Copy every line that holds "Bits".

□ □ □

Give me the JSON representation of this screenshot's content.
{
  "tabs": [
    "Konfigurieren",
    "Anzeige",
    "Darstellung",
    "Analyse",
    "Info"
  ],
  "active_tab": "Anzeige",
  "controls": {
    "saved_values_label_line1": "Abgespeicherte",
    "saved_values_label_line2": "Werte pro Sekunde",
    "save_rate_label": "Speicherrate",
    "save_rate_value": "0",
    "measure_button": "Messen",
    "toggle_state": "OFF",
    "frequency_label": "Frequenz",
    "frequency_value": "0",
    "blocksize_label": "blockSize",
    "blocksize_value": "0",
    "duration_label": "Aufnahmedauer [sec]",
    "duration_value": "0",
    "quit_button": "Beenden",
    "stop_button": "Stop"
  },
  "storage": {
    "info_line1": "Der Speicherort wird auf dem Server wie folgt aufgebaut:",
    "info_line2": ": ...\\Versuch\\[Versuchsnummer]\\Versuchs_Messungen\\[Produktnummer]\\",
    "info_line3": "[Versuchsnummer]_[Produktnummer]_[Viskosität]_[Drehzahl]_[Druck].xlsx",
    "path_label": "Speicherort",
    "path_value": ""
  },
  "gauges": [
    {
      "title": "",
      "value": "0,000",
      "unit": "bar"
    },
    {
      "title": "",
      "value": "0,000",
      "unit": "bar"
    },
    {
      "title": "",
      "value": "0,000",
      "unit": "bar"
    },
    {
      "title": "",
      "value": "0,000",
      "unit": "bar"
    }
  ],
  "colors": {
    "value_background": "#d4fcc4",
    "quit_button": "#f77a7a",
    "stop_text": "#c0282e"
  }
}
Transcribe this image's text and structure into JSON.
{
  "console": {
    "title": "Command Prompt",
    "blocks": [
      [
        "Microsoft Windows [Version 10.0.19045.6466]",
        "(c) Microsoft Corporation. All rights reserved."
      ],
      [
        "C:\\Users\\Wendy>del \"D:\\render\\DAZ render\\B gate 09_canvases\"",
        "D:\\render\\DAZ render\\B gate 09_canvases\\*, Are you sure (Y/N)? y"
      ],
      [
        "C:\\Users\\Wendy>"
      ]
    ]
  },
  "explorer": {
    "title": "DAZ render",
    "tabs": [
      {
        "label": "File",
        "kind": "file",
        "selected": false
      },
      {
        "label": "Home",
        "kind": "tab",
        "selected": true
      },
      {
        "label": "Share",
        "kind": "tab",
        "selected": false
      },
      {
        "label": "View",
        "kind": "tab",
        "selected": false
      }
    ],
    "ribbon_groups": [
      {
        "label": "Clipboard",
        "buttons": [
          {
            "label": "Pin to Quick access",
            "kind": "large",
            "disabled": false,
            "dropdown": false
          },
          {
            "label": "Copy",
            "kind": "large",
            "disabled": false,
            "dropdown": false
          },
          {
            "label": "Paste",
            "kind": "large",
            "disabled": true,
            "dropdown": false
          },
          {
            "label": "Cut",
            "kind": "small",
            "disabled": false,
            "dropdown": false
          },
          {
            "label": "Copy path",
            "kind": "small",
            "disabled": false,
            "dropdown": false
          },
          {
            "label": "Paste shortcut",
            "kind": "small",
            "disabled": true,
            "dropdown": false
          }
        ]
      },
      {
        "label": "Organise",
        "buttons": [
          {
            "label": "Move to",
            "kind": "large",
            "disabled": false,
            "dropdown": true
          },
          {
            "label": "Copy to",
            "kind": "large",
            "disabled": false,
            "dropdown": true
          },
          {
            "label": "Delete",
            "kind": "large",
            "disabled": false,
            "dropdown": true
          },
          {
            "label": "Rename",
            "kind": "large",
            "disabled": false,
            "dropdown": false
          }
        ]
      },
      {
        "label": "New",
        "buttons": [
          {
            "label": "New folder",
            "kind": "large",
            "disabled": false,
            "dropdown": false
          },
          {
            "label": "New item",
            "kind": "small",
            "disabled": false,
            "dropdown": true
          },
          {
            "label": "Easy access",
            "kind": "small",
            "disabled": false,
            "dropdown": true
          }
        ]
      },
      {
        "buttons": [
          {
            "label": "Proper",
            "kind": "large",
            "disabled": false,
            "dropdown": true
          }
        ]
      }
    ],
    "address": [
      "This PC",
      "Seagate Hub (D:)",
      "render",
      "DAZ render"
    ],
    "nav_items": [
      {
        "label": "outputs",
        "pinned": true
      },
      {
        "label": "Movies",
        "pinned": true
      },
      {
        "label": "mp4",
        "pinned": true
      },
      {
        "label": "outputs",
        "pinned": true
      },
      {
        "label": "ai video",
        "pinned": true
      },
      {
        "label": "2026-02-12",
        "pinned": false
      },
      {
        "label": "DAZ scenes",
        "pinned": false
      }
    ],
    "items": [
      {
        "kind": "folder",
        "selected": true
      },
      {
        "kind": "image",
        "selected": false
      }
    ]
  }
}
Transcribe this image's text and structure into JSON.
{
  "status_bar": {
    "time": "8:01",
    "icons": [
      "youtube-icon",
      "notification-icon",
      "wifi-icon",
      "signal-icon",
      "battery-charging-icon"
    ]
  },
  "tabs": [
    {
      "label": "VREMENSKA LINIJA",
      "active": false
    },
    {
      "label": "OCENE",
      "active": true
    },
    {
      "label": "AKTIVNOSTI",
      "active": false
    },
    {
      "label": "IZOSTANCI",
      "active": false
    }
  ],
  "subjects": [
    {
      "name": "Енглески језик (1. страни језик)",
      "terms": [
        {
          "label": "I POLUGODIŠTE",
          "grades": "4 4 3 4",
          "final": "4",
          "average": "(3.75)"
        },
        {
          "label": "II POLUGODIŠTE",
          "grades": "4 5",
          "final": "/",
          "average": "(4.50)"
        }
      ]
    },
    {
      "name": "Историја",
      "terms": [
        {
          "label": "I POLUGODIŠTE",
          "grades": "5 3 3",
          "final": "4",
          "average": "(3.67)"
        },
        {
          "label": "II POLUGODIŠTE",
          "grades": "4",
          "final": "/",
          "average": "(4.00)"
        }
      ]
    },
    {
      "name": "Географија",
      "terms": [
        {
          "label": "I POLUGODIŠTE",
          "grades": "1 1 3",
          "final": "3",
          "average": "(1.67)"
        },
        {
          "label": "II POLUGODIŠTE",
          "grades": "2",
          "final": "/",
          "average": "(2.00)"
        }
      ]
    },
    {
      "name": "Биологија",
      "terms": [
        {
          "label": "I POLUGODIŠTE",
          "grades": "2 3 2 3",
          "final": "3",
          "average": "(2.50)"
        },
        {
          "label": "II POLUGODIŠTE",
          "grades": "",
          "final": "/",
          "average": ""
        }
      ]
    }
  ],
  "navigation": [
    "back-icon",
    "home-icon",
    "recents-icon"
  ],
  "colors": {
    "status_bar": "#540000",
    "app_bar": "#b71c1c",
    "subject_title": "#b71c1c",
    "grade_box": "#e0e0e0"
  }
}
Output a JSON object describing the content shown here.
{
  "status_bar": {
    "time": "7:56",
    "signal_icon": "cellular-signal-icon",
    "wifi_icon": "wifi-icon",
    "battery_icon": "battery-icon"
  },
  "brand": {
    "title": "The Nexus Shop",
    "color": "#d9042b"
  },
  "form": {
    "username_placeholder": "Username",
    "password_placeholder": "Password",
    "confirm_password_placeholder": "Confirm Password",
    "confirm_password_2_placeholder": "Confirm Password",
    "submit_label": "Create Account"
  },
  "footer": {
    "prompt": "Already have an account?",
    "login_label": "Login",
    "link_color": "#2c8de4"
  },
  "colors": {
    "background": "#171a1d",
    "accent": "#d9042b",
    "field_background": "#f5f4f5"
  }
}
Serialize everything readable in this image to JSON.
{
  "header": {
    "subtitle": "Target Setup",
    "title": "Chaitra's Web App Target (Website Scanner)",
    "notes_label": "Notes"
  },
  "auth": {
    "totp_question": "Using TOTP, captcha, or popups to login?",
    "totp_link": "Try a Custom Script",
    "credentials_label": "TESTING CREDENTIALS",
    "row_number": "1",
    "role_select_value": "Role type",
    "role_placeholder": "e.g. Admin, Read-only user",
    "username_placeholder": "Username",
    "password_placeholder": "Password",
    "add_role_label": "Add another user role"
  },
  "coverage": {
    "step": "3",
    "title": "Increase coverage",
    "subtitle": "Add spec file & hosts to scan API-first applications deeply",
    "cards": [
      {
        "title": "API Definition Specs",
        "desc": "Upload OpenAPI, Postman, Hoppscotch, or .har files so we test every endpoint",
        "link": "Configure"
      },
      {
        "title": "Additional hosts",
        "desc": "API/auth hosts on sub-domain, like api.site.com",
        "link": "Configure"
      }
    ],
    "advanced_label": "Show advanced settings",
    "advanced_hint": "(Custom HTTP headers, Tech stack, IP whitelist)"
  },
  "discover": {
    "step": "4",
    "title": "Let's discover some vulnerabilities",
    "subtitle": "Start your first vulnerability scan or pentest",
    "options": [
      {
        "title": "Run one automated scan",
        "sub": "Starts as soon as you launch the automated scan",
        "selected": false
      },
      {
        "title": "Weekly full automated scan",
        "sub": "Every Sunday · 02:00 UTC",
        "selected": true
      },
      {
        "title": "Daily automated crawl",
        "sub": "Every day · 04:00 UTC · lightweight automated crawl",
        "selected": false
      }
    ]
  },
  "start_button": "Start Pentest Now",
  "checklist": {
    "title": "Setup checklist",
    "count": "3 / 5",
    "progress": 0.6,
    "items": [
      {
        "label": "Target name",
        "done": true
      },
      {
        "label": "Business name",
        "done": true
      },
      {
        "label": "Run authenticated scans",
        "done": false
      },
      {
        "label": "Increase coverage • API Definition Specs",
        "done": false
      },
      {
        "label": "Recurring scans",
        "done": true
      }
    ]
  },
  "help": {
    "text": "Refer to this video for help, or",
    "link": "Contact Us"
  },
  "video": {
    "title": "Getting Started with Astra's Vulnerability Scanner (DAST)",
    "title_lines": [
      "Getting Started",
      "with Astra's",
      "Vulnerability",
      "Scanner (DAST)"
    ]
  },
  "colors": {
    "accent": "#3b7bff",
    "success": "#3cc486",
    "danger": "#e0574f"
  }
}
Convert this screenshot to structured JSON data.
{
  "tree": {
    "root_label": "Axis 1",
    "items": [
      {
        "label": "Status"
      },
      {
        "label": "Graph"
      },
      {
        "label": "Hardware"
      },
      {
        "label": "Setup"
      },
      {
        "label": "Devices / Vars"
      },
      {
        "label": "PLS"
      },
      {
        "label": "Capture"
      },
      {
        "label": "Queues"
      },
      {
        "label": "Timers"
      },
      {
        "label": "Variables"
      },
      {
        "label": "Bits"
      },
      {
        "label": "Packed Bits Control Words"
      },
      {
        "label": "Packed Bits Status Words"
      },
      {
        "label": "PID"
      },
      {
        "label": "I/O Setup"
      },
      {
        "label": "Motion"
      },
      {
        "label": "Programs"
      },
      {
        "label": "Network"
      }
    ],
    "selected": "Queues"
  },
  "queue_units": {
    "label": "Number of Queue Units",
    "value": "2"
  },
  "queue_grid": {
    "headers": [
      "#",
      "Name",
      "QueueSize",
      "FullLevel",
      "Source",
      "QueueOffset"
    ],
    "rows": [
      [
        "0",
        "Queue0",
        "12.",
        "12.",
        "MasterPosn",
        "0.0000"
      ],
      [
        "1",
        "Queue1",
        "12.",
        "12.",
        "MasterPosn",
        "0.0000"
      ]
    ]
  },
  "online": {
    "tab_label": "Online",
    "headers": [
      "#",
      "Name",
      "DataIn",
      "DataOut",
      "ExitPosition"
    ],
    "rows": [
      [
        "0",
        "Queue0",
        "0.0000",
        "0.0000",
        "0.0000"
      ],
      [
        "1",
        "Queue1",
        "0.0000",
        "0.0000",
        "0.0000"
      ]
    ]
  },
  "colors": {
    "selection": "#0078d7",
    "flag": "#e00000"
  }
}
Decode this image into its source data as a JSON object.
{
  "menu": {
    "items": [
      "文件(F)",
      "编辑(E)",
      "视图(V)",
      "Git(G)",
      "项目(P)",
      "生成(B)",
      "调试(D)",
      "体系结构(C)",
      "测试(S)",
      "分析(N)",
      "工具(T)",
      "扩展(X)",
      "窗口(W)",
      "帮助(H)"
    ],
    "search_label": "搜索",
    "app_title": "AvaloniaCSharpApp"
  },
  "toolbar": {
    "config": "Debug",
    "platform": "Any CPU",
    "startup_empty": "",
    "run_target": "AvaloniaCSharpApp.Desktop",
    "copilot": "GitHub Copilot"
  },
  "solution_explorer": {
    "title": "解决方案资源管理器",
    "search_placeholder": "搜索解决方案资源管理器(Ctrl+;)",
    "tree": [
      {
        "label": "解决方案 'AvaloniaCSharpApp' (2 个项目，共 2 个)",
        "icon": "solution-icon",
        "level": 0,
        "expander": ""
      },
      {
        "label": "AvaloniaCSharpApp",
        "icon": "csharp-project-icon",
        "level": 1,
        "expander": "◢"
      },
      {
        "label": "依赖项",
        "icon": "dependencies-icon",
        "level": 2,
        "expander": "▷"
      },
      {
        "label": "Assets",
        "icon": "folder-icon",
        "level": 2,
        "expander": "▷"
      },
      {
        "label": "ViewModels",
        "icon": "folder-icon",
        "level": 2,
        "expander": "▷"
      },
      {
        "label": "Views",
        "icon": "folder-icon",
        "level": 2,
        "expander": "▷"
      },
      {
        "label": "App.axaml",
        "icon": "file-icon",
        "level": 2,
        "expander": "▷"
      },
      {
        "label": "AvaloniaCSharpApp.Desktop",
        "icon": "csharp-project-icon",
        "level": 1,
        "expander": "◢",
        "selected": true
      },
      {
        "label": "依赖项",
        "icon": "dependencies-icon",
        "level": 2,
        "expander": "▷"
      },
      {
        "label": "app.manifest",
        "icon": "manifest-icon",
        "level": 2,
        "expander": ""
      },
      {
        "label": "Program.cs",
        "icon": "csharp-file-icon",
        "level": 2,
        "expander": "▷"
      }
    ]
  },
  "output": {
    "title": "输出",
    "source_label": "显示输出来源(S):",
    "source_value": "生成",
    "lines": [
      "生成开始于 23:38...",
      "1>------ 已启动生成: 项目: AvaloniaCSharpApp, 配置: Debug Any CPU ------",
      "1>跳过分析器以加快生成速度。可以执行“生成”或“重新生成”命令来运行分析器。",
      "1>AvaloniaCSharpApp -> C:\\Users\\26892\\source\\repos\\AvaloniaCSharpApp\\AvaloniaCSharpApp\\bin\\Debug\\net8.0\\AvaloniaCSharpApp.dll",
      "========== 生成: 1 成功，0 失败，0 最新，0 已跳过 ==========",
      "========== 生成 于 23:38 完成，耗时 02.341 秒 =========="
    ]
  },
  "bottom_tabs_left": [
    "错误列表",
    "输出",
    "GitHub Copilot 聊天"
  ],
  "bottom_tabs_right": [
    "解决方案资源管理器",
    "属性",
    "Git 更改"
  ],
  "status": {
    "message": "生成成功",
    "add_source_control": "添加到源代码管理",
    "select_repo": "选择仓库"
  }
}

□ □ □

SOLUTION FOR THIS EXERCISE:
        "label": "Bits"
        "label": "Packed Bits Control Words"
        "label": "Packed Bits Status Words"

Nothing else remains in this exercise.